▶ **Short task**: Track down each line that has the word "botão" and copy it.
= = = =
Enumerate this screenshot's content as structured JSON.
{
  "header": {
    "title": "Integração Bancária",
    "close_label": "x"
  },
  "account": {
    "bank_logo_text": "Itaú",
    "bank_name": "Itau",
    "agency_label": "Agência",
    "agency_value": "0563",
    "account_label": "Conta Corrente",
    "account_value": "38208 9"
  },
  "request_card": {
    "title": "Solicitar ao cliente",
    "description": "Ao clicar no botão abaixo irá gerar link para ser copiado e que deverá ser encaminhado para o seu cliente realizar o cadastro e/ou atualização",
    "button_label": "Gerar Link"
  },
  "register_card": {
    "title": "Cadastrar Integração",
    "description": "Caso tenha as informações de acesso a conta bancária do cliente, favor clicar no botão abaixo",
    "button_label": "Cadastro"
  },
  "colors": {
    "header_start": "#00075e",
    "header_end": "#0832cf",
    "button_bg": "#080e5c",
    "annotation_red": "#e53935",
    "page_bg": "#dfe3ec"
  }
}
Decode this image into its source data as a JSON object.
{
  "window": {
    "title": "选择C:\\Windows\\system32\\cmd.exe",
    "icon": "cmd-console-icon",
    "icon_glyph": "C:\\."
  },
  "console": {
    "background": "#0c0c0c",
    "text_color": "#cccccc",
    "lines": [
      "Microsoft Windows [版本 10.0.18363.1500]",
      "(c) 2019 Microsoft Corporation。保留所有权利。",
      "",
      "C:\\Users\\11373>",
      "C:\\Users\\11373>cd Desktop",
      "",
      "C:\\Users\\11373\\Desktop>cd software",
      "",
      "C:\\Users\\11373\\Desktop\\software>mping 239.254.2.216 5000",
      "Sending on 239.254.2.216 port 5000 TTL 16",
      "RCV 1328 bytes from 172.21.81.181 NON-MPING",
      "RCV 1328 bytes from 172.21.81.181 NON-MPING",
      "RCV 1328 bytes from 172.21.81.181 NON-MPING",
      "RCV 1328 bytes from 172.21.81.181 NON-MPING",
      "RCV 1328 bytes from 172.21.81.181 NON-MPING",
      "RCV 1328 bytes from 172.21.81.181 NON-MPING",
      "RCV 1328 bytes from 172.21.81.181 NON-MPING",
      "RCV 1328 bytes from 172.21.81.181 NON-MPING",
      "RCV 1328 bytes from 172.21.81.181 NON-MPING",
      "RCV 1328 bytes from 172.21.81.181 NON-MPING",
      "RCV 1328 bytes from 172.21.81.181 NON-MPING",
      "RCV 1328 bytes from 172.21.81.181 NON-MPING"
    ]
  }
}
= = = =
▶ **Completed exercise**:
    "description": "Ao clicar no botão abaixo irá gerar link para ser copiado e que deverá ser encaminhado para o seu cliente realizar o cadastro e/ou atualização",
    "description": "Caso tenha as informações de acesso a conta bancária do cliente, favor clicar no botão abaixo",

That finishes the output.